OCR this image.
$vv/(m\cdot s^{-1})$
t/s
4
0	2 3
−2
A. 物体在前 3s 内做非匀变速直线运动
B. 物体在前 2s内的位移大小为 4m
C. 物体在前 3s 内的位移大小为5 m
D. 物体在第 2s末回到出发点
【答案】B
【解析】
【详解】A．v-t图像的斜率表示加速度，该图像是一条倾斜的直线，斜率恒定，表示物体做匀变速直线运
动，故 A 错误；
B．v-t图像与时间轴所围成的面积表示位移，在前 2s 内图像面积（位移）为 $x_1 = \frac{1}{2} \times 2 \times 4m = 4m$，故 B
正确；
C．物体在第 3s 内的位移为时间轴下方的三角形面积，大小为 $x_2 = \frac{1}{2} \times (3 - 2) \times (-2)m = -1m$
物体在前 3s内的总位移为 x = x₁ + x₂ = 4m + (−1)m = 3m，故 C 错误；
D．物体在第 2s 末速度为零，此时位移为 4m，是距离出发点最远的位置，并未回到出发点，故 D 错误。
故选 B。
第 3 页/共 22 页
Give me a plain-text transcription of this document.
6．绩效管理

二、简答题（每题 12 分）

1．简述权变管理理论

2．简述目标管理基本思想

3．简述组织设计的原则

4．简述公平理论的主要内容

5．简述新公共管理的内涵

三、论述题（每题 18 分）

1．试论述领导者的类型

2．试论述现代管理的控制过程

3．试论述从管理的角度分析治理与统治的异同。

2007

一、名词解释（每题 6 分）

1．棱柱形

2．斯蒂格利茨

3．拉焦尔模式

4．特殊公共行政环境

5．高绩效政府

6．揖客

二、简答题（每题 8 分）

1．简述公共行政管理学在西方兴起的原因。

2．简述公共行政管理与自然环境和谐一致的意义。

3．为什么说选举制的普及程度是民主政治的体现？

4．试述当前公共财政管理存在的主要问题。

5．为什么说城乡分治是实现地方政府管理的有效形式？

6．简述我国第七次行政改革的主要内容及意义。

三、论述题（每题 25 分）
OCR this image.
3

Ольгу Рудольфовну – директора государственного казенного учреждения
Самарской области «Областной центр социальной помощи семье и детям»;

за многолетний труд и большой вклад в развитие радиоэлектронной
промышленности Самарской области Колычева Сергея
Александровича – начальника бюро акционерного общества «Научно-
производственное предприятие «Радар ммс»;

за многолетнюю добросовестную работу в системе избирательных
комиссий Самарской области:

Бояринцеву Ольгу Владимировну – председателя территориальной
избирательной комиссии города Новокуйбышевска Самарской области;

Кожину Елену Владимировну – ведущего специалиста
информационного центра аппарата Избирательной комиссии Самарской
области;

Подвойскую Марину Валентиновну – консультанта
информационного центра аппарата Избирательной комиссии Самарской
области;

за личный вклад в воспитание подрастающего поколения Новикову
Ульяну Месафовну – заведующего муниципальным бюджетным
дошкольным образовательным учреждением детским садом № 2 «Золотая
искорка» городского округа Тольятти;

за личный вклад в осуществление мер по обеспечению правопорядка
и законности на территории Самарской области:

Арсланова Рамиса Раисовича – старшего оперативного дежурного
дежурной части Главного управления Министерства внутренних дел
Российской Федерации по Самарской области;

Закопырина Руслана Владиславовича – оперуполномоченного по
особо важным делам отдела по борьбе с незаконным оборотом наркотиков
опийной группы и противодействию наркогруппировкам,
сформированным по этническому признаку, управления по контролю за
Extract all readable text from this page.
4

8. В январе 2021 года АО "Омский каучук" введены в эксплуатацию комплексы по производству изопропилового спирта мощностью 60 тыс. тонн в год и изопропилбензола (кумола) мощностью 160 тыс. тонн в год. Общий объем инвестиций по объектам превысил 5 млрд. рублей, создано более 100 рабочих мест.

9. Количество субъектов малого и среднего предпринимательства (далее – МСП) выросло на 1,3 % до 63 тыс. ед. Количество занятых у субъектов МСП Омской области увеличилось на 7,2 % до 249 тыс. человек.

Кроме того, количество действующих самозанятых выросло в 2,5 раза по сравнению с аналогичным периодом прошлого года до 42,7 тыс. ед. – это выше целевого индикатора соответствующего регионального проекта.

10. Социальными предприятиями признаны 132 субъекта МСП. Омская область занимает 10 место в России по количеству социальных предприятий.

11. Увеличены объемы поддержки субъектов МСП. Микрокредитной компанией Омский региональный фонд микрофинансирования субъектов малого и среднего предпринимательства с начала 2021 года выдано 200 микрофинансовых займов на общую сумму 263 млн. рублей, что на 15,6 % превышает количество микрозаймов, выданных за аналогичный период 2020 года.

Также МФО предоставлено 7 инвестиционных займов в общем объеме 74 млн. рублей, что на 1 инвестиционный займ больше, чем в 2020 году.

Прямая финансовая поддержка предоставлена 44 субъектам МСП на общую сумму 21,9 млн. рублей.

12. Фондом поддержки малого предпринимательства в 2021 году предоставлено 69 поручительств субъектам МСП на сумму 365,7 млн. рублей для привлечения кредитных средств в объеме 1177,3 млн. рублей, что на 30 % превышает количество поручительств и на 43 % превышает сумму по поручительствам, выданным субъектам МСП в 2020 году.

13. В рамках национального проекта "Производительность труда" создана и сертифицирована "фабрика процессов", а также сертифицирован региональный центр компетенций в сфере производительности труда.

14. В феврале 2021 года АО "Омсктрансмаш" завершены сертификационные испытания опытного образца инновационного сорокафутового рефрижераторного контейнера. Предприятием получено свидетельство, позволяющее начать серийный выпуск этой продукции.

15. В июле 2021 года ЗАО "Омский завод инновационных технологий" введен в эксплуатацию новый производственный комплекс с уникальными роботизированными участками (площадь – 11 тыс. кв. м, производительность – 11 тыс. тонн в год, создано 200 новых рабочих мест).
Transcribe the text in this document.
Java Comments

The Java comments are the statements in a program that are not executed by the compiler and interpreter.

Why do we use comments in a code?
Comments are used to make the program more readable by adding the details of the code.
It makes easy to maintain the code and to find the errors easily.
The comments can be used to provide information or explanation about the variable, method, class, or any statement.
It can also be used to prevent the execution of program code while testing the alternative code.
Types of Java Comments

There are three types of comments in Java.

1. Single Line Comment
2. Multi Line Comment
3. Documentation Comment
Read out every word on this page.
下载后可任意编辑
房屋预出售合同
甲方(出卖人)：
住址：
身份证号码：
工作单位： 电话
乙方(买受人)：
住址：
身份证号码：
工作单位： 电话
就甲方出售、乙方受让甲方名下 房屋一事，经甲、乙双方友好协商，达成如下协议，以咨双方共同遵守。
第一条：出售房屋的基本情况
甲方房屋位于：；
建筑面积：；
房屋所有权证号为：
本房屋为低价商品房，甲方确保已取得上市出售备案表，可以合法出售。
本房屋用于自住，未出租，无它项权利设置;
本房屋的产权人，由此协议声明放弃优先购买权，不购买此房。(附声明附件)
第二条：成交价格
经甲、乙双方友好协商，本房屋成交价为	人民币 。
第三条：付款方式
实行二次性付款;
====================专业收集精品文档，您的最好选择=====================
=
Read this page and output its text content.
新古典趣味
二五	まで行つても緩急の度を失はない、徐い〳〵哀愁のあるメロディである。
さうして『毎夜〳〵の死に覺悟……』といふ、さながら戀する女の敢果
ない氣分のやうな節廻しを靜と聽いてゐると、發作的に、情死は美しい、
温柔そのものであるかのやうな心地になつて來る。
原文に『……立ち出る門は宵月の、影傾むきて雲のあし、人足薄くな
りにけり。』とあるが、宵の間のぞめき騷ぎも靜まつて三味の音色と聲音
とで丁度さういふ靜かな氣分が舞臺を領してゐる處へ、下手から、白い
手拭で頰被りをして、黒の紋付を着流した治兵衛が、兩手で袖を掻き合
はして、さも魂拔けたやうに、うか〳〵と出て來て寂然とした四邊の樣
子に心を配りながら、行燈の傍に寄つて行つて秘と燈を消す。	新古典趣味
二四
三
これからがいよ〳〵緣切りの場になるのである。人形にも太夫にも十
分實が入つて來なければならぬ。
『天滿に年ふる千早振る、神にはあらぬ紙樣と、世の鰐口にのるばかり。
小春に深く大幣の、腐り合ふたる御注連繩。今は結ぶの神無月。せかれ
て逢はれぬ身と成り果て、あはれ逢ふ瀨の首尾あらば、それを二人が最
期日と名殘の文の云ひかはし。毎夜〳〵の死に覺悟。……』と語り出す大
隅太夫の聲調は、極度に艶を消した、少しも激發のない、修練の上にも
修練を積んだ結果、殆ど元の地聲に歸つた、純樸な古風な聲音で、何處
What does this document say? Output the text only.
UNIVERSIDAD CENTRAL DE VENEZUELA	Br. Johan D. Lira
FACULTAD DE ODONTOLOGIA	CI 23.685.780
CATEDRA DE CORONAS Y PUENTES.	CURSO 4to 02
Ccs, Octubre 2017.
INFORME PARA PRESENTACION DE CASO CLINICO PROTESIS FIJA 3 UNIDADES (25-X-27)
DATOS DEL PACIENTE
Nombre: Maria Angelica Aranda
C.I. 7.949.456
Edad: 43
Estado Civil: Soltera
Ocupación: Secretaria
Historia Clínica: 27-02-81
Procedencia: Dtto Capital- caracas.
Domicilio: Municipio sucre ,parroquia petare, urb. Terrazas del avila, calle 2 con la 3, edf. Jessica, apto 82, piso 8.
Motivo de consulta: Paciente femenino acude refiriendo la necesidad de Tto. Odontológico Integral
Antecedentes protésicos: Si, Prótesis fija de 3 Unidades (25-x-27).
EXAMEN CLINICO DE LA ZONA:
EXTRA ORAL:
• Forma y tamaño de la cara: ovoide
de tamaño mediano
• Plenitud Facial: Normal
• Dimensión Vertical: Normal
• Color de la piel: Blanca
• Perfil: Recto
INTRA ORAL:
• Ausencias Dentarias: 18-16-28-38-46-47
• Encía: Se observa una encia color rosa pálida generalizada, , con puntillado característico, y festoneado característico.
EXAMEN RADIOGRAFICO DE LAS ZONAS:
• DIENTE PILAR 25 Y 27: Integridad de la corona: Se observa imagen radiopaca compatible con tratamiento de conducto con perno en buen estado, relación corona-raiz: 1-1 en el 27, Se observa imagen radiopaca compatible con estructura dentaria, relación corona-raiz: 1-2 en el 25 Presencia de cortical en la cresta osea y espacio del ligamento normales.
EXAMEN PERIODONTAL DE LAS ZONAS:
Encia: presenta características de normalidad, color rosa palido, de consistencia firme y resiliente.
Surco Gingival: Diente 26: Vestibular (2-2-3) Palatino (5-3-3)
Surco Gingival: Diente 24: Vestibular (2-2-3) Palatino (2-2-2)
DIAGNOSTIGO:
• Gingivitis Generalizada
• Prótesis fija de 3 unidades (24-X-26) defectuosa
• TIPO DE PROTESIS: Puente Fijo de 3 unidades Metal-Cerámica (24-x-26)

------------------------------

§ TO BE DONE
Gather every line from the entries above where the word "CLINICO" appears, and copy them.

§ SOLUTION
INFORME PARA PRESENTACION DE CASO CLINICO PROTESIS FIJA 3 UNIDADES (25-X-27)
EXAMEN CLINICO DE LA ZONA:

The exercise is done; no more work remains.